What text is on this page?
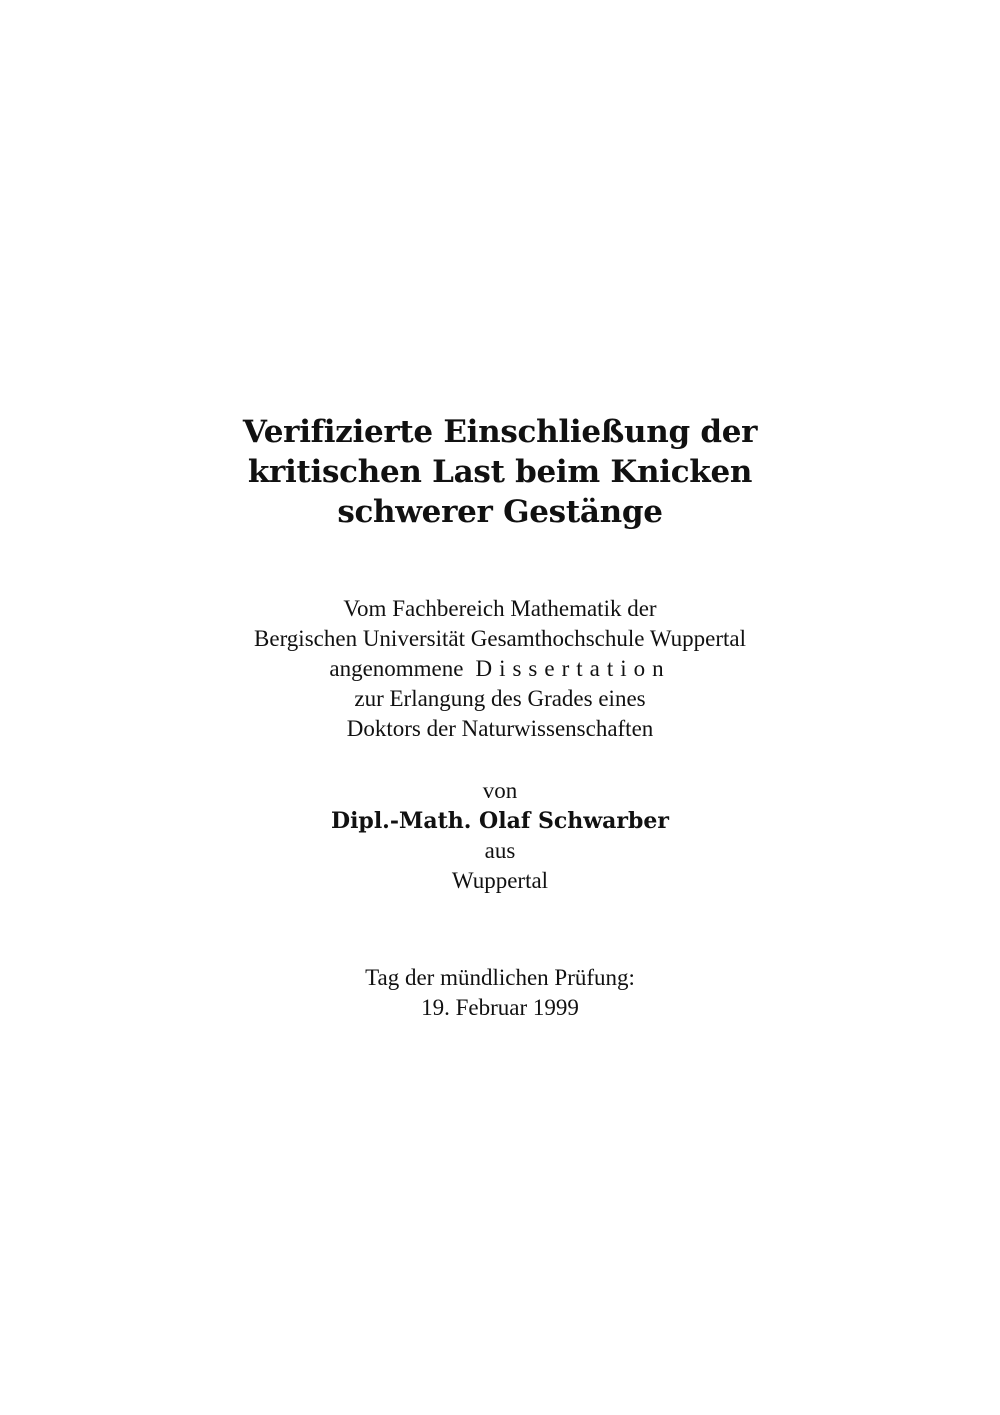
Verifizierte Einschließung der
kritischen Last beim Knicken
schwerer Gestänge
Vom Fachbereich Mathematik der
Bergischen Universität Gesamthochschule Wuppertal
angenommene Dissertation
zur Erlangung des Grades eines
Doktors der Naturwissenschaften
von
Dipl.-Math. Olaf Schwarber
aus
Wuppertal
Tag der mündlichen Prüfung:
19. Februar 1999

========

**WHAT NEEDS TO BE DONE**
Check all the records above and select each line where the string "Wuppertal" is found.

**REPLY TO THE EXERCISE**
Bergischen Universität Gesamthochschule Wuppertal
Wuppertal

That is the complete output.